## Directive
Extract the entries in their exact form.

[begin Information shown]

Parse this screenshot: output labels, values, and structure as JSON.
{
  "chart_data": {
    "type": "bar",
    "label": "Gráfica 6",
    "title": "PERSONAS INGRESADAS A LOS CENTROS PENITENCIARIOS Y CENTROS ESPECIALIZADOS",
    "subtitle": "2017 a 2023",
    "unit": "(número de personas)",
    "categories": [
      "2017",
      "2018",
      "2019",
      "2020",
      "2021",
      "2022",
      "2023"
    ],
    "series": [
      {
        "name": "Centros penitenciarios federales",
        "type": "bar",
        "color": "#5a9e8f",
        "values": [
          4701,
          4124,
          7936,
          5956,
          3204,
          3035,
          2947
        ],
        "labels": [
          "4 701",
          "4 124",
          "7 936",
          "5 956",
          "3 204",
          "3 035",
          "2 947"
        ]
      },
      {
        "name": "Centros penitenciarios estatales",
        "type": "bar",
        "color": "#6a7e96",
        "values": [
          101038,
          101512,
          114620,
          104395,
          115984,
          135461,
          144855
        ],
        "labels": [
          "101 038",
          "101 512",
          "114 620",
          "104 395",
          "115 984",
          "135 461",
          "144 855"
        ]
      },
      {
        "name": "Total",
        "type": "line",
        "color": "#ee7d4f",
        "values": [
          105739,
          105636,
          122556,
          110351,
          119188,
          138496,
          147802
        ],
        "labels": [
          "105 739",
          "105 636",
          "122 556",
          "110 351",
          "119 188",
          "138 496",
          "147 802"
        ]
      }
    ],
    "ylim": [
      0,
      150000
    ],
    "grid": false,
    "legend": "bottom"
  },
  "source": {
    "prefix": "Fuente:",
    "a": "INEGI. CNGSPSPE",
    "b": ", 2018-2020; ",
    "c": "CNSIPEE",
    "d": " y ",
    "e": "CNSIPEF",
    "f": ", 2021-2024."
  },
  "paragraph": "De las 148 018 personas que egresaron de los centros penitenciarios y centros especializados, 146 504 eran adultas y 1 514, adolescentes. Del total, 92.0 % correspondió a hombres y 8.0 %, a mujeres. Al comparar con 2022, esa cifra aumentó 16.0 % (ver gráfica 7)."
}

[end Information shown]

## Solution for this task
Parse this screenshot: output labels, values, and structure as JSON.
{
  "chart_data": {
    "type": "bar",
    "label": "Gráfica 6",
    "title": "PERSONAS INGRESADAS A LOS CENTROS PENITENCIARIOS Y CENTROS ESPECIALIZADOS",
    "subtitle": "2017 a 2023",
    "unit": "(número de personas)",
    "categories": [
      "2017",
      "2018",
      "2019",
      "2020",
      "2021",
      "2022",
      "2023"
    ],
    "series": [
      {
        "name": "Centros penitenciarios federales",
        "type": "bar",
        "color": "#5a9e8f",
        "values": [
          4701,
          4124,
          7936,
          5956,
          3204,
          3035,
          2947
        ],
        "labels": [
          "4 701",
          "4 124",
          "7 936",
          "5 956",
          "3 204",
          "3 035",
          "2 947"
        ]
      },
      {
        "name": "Centros penitenciarios estatales",
        "type": "bar",
        "color": "#6a7e96",
        "values": [
          101038,
          101512,
          114620,
          104395,
          115984,
          135461,
          144855
        ],
        "labels": [
          "101 038",
          "101 512",
          "114 620",
          "104 395",
          "115 984",
          "135 461",
          "144 855"
        ]
      },
      {
        "name": "Total",
        "type": "line",
        "color": "#ee7d4f",
        "values": [
          105739,
          105636,
          122556,
          110351,
          119188,
          138496,
          147802
        ],
        "labels": [
          "105 739",
          "105 636",
          "122 556",
          "110 351",
          "119 188",
          "138 496",
          "147 802"
        ]
      }
    ],
    "ylim": [
      0,
      150000
    ],
    "grid": false,
    "legend": "bottom"
  },
  "source": {
    "prefix": "Fuente:",
    "a": "INEGI. CNGSPSPE",
    "b": ", 2018-2020; ",
    "c": "CNSIPEE",
    "d": " y ",
    "e": "CNSIPEF",
    "f": ", 2021-2024."
  },
  "paragraph": "De las 148 018 personas que egresaron de los centros penitenciarios y centros especializados, 146 504 eran adultas y 1 514, adolescentes. Del total, 92.0 % correspondió a hombres y 8.0 %, a mujeres. Al comparar con 2022, esa cifra aumentó 16.0 % (ver gráfica 7)."
}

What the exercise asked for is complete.